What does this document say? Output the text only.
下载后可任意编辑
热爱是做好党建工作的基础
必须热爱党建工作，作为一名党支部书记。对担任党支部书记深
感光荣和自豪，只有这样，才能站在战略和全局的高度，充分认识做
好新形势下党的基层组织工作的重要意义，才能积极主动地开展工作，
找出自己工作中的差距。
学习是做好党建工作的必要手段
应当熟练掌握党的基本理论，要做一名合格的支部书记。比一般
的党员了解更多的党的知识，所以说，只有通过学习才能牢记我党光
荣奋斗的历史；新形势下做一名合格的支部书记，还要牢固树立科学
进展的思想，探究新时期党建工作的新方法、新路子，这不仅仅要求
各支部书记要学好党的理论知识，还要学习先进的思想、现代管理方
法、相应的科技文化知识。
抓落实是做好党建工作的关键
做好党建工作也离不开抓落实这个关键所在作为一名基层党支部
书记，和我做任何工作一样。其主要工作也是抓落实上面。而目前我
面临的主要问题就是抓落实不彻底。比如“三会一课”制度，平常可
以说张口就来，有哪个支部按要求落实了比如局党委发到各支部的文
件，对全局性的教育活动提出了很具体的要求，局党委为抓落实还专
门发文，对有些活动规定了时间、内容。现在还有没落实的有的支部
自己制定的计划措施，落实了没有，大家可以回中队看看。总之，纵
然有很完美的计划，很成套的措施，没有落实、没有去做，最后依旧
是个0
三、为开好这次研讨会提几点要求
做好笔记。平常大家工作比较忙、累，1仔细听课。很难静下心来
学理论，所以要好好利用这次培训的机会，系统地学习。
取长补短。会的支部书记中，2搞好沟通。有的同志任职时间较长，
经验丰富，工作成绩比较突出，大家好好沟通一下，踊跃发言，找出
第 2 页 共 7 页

——————

• _What to do_
Restate the whole listing exactly.

• _Exercise answer_
What does this document say? Output the text only.
下载后可任意编辑
热爱是做好党建工作的基础
必须热爱党建工作，作为一名党支部书记。对担任党支部书记深
感光荣和自豪，只有这样，才能站在战略和全局的高度，充分认识做
好新形势下党的基层组织工作的重要意义，才能积极主动地开展工作，
找出自己工作中的差距。
学习是做好党建工作的必要手段
应当熟练掌握党的基本理论，要做一名合格的支部书记。比一般
的党员了解更多的党的知识，所以说，只有通过学习才能牢记我党光
荣奋斗的历史；新形势下做一名合格的支部书记，还要牢固树立科学
进展的思想，探究新时期党建工作的新方法、新路子，这不仅仅要求
各支部书记要学好党的理论知识，还要学习先进的思想、现代管理方
法、相应的科技文化知识。
抓落实是做好党建工作的关键
做好党建工作也离不开抓落实这个关键所在作为一名基层党支部
书记，和我做任何工作一样。其主要工作也是抓落实上面。而目前我
面临的主要问题就是抓落实不彻底。比如“三会一课”制度，平常可
以说张口就来，有哪个支部按要求落实了比如局党委发到各支部的文
件，对全局性的教育活动提出了很具体的要求，局党委为抓落实还专
门发文，对有些活动规定了时间、内容。现在还有没落实的有的支部
自己制定的计划措施，落实了没有，大家可以回中队看看。总之，纵
然有很完美的计划，很成套的措施，没有落实、没有去做，最后依旧
是个0
三、为开好这次研讨会提几点要求
做好笔记。平常大家工作比较忙、累，1仔细听课。很难静下心来
学理论，所以要好好利用这次培训的机会，系统地学习。
取长补短。会的支部书记中，2搞好沟通。有的同志任职时间较长，
经验丰富，工作成绩比较突出，大家好好沟通一下，踊跃发言，找出
第 2 页 共 7 页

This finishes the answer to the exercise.